_Your task_
Report, word for word, every line of the material that contains "JSON".
================================
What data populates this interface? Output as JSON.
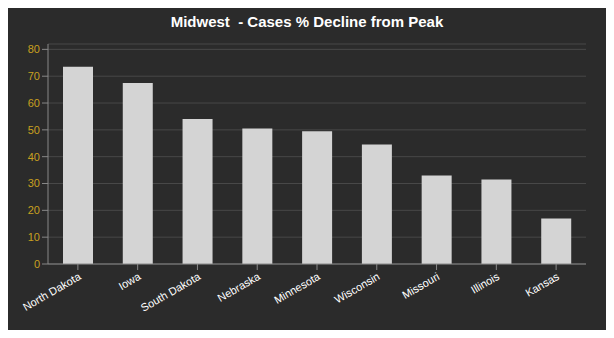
{
  "chart_data": {
    "type": "bar",
    "title": "Midwest  - Cases % Decline from Peak",
    "categories": [
      "North Dakota",
      "Iowa",
      "South Dakota",
      "Nebraska",
      "Minnesota",
      "Wisconsin",
      "Missouri",
      "Illinois",
      "Kansas"
    ],
    "values": [
      73.5,
      67.5,
      54.0,
      50.5,
      49.5,
      44.5,
      33.0,
      31.5,
      17.0
    ],
    "color": "#d4d4d4",
    "ylim": [
      0,
      82
    ],
    "yticks": [
      0,
      10,
      20,
      30,
      40,
      50,
      60,
      70,
      80
    ],
    "grid": true
  }
}
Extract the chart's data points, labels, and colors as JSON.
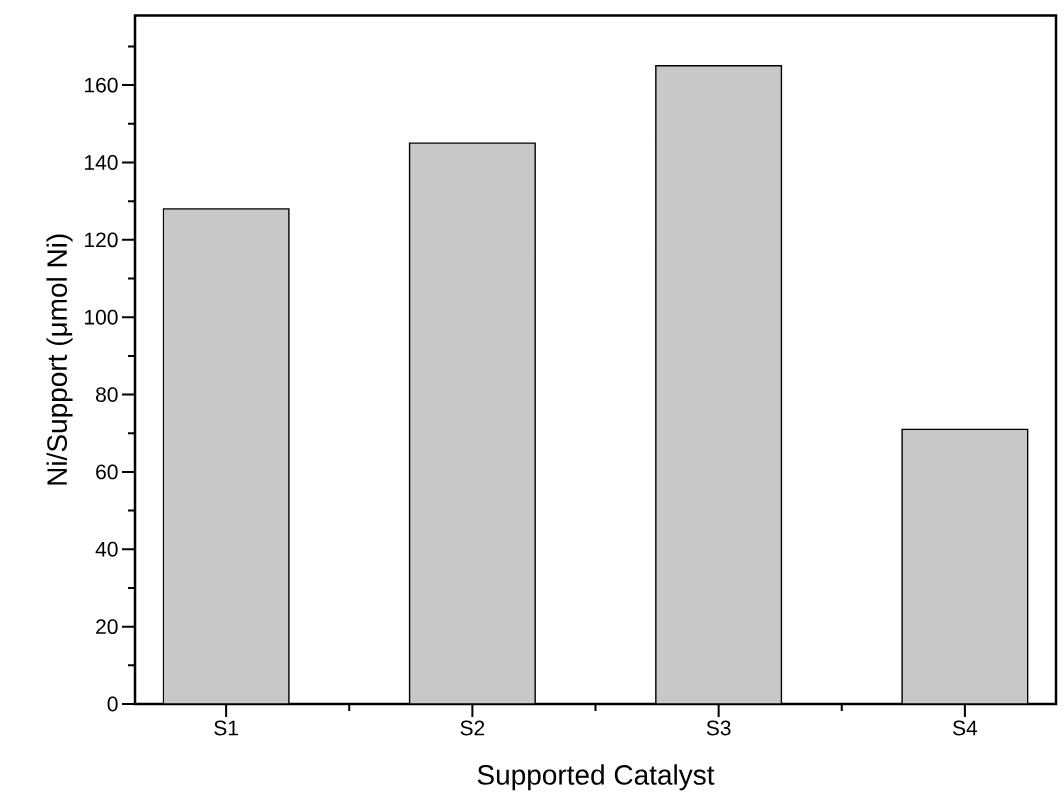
{
  "chart_data": {
    "type": "bar",
    "xlabel": "Supported Catalyst",
    "ylabel": "Ni/Support (μmol Ni)",
    "categories": [
      "S1",
      "S2",
      "S3",
      "S4"
    ],
    "values": [
      128,
      145,
      165,
      71
    ],
    "color": "#c8c8c8",
    "ylim": [
      0,
      178
    ],
    "yticks": [
      0,
      20,
      40,
      60,
      80,
      100,
      120,
      140,
      160
    ],
    "grid": false
  }
}
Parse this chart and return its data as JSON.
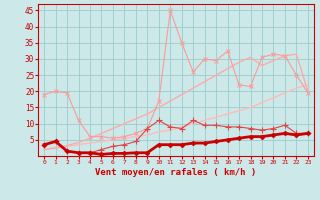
{
  "x": [
    0,
    1,
    2,
    3,
    4,
    5,
    6,
    7,
    8,
    9,
    10,
    11,
    12,
    13,
    14,
    15,
    16,
    17,
    18,
    19,
    20,
    21,
    22,
    23
  ],
  "bg_color": "#cce8e8",
  "grid_color": "#99cccc",
  "xlabel": "Vent moyen/en rafales ( km/h )",
  "ylim": [
    0,
    47
  ],
  "xlim": [
    -0.5,
    23.5
  ],
  "yticks": [
    5,
    10,
    15,
    20,
    25,
    30,
    35,
    40,
    45
  ],
  "ytick_labels": [
    "5",
    "10",
    "15",
    "20",
    "25",
    "30",
    "35",
    "40",
    "45"
  ],
  "line_straight1": {
    "y": [
      2.0,
      2.5,
      3.0,
      3.5,
      4.0,
      4.5,
      5.0,
      5.5,
      6.0,
      6.5,
      7.5,
      8.0,
      9.0,
      10.0,
      11.0,
      12.0,
      13.0,
      14.0,
      15.0,
      16.5,
      18.0,
      19.5,
      21.0,
      22.0
    ],
    "color": "#ffbbbb",
    "lw": 1.0
  },
  "line_straight2": {
    "y": [
      2.0,
      2.5,
      3.2,
      4.2,
      5.5,
      7.0,
      8.5,
      10.0,
      11.5,
      13.0,
      15.0,
      17.0,
      19.0,
      21.0,
      23.0,
      25.0,
      27.0,
      29.0,
      30.5,
      28.0,
      29.5,
      31.0,
      31.5,
      20.0
    ],
    "color": "#ffaaaa",
    "lw": 1.0
  },
  "line_jagged_light": {
    "y": [
      19.0,
      20.0,
      19.5,
      11.0,
      6.0,
      6.0,
      5.5,
      6.0,
      7.0,
      8.5,
      17.0,
      45.0,
      35.0,
      26.0,
      30.0,
      29.5,
      32.5,
      22.0,
      21.5,
      30.5,
      31.5,
      31.0,
      25.0,
      19.5
    ],
    "color": "#ff9999",
    "lw": 0.8,
    "marker": "x",
    "ms": 3
  },
  "line_medium": {
    "y": [
      3.5,
      4.5,
      1.5,
      1.0,
      1.0,
      2.0,
      3.0,
      3.5,
      4.5,
      8.5,
      11.0,
      9.0,
      8.5,
      11.0,
      9.5,
      9.5,
      9.0,
      9.0,
      8.5,
      8.0,
      8.5,
      9.5,
      7.0,
      7.0
    ],
    "color": "#dd4444",
    "lw": 0.8,
    "marker": "+",
    "ms": 4
  },
  "line_thick": {
    "y": [
      3.5,
      4.5,
      1.5,
      1.0,
      1.0,
      0.5,
      0.8,
      0.8,
      1.0,
      1.0,
      3.5,
      3.5,
      3.5,
      4.0,
      4.0,
      4.5,
      5.0,
      5.5,
      6.0,
      6.0,
      6.5,
      7.0,
      6.5,
      7.0
    ],
    "color": "#cc0000",
    "lw": 2.0,
    "marker": "D",
    "ms": 2
  }
}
================================
_Exercise solution_
What data populates this interface? Output as JSON.
Extract the chart's data points, labels, and colors as JSON.
Parse this chart and return its data as JSON.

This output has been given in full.